Return verbatim the run of lines that opens with the line holding "Extract the structured" and closes with the last line of the records.

════

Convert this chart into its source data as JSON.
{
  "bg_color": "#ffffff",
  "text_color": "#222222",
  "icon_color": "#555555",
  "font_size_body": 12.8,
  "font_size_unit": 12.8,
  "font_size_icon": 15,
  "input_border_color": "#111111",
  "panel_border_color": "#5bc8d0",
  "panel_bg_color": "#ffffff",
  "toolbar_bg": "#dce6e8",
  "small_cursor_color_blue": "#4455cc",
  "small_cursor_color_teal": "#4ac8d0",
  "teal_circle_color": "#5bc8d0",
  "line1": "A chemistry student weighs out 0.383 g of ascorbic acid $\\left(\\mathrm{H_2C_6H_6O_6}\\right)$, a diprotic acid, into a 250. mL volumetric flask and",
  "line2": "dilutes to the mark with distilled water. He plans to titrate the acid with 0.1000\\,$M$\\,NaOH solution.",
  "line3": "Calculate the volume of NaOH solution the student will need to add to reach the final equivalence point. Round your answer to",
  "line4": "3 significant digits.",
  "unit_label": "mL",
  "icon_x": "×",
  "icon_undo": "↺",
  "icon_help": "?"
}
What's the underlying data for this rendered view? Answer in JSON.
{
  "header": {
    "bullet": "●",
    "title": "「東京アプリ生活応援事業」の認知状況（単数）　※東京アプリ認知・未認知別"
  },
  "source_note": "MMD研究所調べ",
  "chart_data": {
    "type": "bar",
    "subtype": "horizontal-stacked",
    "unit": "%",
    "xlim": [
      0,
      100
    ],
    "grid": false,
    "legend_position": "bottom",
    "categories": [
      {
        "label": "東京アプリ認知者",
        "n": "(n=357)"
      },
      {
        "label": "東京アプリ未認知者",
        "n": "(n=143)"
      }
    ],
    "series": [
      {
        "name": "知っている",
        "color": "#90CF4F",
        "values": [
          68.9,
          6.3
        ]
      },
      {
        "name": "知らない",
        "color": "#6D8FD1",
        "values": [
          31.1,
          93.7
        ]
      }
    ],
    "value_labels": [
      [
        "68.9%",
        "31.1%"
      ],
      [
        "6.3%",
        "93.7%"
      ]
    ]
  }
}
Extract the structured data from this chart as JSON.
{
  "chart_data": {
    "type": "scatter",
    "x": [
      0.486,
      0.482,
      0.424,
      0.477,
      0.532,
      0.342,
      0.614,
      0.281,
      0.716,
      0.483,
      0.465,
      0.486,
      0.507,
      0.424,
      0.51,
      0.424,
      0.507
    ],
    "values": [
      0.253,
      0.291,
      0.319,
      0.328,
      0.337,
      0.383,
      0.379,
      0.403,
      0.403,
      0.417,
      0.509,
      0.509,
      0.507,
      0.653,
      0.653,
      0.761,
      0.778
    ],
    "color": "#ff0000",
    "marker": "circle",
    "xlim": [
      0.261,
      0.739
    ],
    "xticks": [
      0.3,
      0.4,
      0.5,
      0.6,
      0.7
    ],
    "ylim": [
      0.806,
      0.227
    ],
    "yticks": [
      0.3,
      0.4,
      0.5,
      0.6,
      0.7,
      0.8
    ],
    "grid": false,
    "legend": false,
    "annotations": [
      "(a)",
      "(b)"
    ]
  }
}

════

## RESPONSE BELOW
Extract the structured data from this chart as JSON.
{
  "chart_data": {
    "type": "scatter",
    "x": [
      0.486,
      0.482,
      0.424,
      0.477,
      0.532,
      0.342,
      0.614,
      0.281,
      0.716,
      0.483,
      0.465,
      0.486,
      0.507,
      0.424,
      0.51,
      0.424,
      0.507
    ],
    "values": [
      0.253,
      0.291,
      0.319,
      0.328,
      0.337,
      0.383,
      0.379,
      0.403,
      0.403,
      0.417,
      0.509,
      0.509,
      0.507,
      0.653,
      0.653,
      0.761,
      0.778
    ],
    "color": "#ff0000",
    "marker": "circle",
    "xlim": [
      0.261,
      0.739
    ],
    "xticks": [
      0.3,
      0.4,
      0.5,
      0.6,
      0.7
    ],
    "ylim": [
      0.806,
      0.227
    ],
    "yticks": [
      0.3,
      0.4,
      0.5,
      0.6,
      0.7,
      0.8
    ],
    "grid": false,
    "legend": false,
    "annotations": [
      "(a)",
      "(b)"
    ]
  }
}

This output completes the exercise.